▶ _The request_
Restate each of the lines given below, word for word.
● ● ●
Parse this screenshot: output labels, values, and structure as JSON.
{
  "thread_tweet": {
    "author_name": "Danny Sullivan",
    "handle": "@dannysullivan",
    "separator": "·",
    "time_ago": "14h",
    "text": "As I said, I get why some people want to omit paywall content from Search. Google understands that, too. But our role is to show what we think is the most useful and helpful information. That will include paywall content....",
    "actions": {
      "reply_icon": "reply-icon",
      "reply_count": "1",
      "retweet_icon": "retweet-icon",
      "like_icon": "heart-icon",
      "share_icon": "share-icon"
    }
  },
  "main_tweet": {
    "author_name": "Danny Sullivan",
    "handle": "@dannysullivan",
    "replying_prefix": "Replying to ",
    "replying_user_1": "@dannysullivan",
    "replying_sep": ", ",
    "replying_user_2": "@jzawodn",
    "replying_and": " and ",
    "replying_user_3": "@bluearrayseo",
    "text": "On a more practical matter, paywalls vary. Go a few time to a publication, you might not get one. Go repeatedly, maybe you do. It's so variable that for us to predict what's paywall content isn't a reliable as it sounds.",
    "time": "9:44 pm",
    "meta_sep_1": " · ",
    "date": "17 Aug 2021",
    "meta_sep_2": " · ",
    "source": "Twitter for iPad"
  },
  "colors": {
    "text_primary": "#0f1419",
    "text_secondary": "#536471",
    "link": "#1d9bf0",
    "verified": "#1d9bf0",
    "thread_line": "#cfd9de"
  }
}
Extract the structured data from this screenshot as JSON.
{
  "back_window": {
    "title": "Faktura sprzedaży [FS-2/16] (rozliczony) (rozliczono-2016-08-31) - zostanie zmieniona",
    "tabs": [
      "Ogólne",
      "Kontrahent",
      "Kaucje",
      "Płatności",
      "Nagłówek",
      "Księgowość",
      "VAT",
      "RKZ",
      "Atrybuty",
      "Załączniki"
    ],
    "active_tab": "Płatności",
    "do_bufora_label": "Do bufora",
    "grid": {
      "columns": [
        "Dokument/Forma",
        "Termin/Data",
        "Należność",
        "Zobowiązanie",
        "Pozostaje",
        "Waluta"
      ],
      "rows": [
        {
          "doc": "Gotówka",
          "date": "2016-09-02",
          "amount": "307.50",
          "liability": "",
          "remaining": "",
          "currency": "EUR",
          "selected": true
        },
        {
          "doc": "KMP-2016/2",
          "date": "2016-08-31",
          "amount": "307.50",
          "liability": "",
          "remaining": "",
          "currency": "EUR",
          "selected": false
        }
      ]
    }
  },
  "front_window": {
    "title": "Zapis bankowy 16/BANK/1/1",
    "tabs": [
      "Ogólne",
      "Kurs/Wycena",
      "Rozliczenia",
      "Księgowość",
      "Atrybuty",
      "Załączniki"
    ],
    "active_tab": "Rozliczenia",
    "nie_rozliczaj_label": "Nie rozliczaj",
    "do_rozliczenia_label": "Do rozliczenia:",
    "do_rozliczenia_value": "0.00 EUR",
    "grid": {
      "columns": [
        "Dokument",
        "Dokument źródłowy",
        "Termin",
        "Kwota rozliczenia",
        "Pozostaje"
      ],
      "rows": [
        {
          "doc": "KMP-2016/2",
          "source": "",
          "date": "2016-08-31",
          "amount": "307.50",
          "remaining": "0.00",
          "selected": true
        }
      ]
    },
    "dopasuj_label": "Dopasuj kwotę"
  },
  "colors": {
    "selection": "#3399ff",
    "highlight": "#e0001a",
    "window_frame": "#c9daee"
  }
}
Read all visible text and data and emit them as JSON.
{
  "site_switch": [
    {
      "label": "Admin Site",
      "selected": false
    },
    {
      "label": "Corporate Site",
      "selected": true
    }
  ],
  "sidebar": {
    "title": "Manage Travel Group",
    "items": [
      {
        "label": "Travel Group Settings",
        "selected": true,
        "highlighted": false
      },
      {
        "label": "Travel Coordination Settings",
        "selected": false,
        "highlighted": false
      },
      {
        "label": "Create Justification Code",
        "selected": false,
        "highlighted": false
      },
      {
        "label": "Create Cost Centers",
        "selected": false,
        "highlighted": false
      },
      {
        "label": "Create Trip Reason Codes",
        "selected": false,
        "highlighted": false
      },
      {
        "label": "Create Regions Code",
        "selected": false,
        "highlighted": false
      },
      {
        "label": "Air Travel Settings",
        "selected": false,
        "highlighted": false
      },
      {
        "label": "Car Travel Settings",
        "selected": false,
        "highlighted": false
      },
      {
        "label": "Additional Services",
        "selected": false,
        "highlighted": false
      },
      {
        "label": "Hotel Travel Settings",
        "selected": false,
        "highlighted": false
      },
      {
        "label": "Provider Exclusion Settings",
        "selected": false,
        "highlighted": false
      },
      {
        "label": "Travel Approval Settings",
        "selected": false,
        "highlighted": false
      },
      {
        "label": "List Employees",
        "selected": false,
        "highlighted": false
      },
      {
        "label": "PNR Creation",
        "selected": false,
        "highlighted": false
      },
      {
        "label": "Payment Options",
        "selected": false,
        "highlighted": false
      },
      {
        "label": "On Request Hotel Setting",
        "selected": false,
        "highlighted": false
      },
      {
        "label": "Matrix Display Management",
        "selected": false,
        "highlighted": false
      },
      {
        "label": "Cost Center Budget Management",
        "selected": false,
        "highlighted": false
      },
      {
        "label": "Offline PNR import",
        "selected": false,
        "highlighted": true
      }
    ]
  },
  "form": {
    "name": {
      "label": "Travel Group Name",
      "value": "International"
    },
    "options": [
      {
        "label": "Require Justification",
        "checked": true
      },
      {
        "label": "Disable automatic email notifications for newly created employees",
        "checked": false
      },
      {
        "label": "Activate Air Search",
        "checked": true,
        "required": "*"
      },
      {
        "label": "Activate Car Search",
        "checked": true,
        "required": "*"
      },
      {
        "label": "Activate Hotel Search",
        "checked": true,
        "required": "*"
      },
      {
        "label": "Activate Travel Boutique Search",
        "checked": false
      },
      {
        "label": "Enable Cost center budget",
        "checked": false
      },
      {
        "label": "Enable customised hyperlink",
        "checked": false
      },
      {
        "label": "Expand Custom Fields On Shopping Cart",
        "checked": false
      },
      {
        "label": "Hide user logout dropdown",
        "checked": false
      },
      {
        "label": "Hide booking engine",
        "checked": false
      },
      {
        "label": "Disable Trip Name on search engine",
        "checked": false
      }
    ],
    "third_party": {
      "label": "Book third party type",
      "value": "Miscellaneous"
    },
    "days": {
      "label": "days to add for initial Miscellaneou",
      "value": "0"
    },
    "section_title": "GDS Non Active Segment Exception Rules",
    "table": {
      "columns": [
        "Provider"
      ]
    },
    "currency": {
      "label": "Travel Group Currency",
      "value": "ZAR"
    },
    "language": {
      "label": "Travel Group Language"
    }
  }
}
● ● ●
▶ _Correct answer_
Parse this screenshot: output labels, values, and structure as JSON.
{
  "thread_tweet": {
    "author_name": "Danny Sullivan",
    "handle": "@dannysullivan",
    "separator": "·",
    "time_ago": "14h",
    "text": "As I said, I get why some people want to omit paywall content from Search. Google understands that, too. But our role is to show what we think is the most useful and helpful information. That will include paywall content....",
    "actions": {
      "reply_icon": "reply-icon",
      "reply_count": "1",
      "retweet_icon": "retweet-icon",
      "like_icon": "heart-icon",
      "share_icon": "share-icon"
    }
  },
  "main_tweet": {
    "author_name": "Danny Sullivan",
    "handle": "@dannysullivan",
    "replying_prefix": "Replying to ",
    "replying_user_1": "@dannysullivan",
    "replying_sep": ", ",
    "replying_user_2": "@jzawodn",
    "replying_and": " and ",
    "replying_user_3": "@bluearrayseo",
    "text": "On a more practical matter, paywalls vary. Go a few time to a publication, you might not get one. Go repeatedly, maybe you do. It's so variable that for us to predict what's paywall content isn't a reliable as it sounds.",
    "time": "9:44 pm",
    "meta_sep_1": " · ",
    "date": "17 Aug 2021",
    "meta_sep_2": " · ",
    "source": "Twitter for iPad"
  },
  "colors": {
    "text_primary": "#0f1419",
    "text_secondary": "#536471",
    "link": "#1d9bf0",
    "verified": "#1d9bf0",
    "thread_line": "#cfd9de"
  }
}
Extract the structured data from this screenshot as JSON.
{
  "back_window": {
    "title": "Faktura sprzedaży [FS-2/16] (rozliczony) (rozliczono-2016-08-31) - zostanie zmieniona",
    "tabs": [
      "Ogólne",
      "Kontrahent",
      "Kaucje",
      "Płatności",
      "Nagłówek",
      "Księgowość",
      "VAT",
      "RKZ",
      "Atrybuty",
      "Załączniki"
    ],
    "active_tab": "Płatności",
    "do_bufora_label": "Do bufora",
    "grid": {
      "columns": [
        "Dokument/Forma",
        "Termin/Data",
        "Należność",
        "Zobowiązanie",
        "Pozostaje",
        "Waluta"
      ],
      "rows": [
        {
          "doc": "Gotówka",
          "date": "2016-09-02",
          "amount": "307.50",
          "liability": "",
          "remaining": "",
          "currency": "EUR",
          "selected": true
        },
        {
          "doc": "KMP-2016/2",
          "date": "2016-08-31",
          "amount": "307.50",
          "liability": "",
          "remaining": "",
          "currency": "EUR",
          "selected": false
        }
      ]
    }
  },
  "front_window": {
    "title": "Zapis bankowy 16/BANK/1/1",
    "tabs": [
      "Ogólne",
      "Kurs/Wycena",
      "Rozliczenia",
      "Księgowość",
      "Atrybuty",
      "Załączniki"
    ],
    "active_tab": "Rozliczenia",
    "nie_rozliczaj_label": "Nie rozliczaj",
    "do_rozliczenia_label": "Do rozliczenia:",
    "do_rozliczenia_value": "0.00 EUR",
    "grid": {
      "columns": [
        "Dokument",
        "Dokument źródłowy",
        "Termin",
        "Kwota rozliczenia",
        "Pozostaje"
      ],
      "rows": [
        {
          "doc": "KMP-2016/2",
          "source": "",
          "date": "2016-08-31",
          "amount": "307.50",
          "remaining": "0.00",
          "selected": true
        }
      ]
    },
    "dopasuj_label": "Dopasuj kwotę"
  },
  "colors": {
    "selection": "#3399ff",
    "highlight": "#e0001a",
    "window_frame": "#c9daee"
  }
}
Read all visible text and data and emit them as JSON.
{
  "site_switch": [
    {
      "label": "Admin Site",
      "selected": false
    },
    {
      "label": "Corporate Site",
      "selected": true
    }
  ],
  "sidebar": {
    "title": "Manage Travel Group",
    "items": [
      {
        "label": "Travel Group Settings",
        "selected": true,
        "highlighted": false
      },
      {
        "label": "Travel Coordination Settings",
        "selected": false,
        "highlighted": false
      },
      {
        "label": "Create Justification Code",
        "selected": false,
        "highlighted": false
      },
      {
        "label": "Create Cost Centers",
        "selected": false,
        "highlighted": false
      },
      {
        "label": "Create Trip Reason Codes",
        "selected": false,
        "highlighted": false
      },
      {
        "label": "Create Regions Code",
        "selected": false,
        "highlighted": false
      },
      {
        "label": "Air Travel Settings",
        "selected": false,
        "highlighted": false
      },
      {
        "label": "Car Travel Settings",
        "selected": false,
        "highlighted": false
      },
      {
        "label": "Additional Services",
        "selected": false,
        "highlighted": false
      },
      {
        "label": "Hotel Travel Settings",
        "selected": false,
        "highlighted": false
      },
      {
        "label": "Provider Exclusion Settings",
        "selected": false,
        "highlighted": false
      },
      {
        "label": "Travel Approval Settings",
        "selected": false,
        "highlighted": false
      },
      {
        "label": "List Employees",
        "selected": false,
        "highlighted": false
      },
      {
        "label": "PNR Creation",
        "selected": false,
        "highlighted": false
      },
      {
        "label": "Payment Options",
        "selected": false,
        "highlighted": false
      },
      {
        "label": "On Request Hotel Setting",
        "selected": false,
        "highlighted": false
      },
      {
        "label": "Matrix Display Management",
        "selected": false,
        "highlighted": false
      },
      {
        "label": "Cost Center Budget Management",
        "selected": false,
        "highlighted": false
      },
      {
        "label": "Offline PNR import",
        "selected": false,
        "highlighted": true
      }
    ]
  },
  "form": {
    "name": {
      "label": "Travel Group Name",
      "value": "International"
    },
    "options": [
      {
        "label": "Require Justification",
        "checked": true
      },
      {
        "label": "Disable automatic email notifications for newly created employees",
        "checked": false
      },
      {
        "label": "Activate Air Search",
        "checked": true,
        "required": "*"
      },
      {
        "label": "Activate Car Search",
        "checked": true,
        "required": "*"
      },
      {
        "label": "Activate Hotel Search",
        "checked": true,
        "required": "*"
      },
      {
        "label": "Activate Travel Boutique Search",
        "checked": false
      },
      {
        "label": "Enable Cost center budget",
        "checked": false
      },
      {
        "label": "Enable customised hyperlink",
        "checked": false
      },
      {
        "label": "Expand Custom Fields On Shopping Cart",
        "checked": false
      },
      {
        "label": "Hide user logout dropdown",
        "checked": false
      },
      {
        "label": "Hide booking engine",
        "checked": false
      },
      {
        "label": "Disable Trip Name on search engine",
        "checked": false
      }
    ],
    "third_party": {
      "label": "Book third party type",
      "value": "Miscellaneous"
    },
    "days": {
      "label": "days to add for initial Miscellaneou",
      "value": "0"
    },
    "section_title": "GDS Non Active Segment Exception Rules",
    "table": {
      "columns": [
        "Provider"
      ]
    },
    "currency": {
      "label": "Travel Group Currency",
      "value": "ZAR"
    },
    "language": {
      "label": "Travel Group Language"
    }
  }
}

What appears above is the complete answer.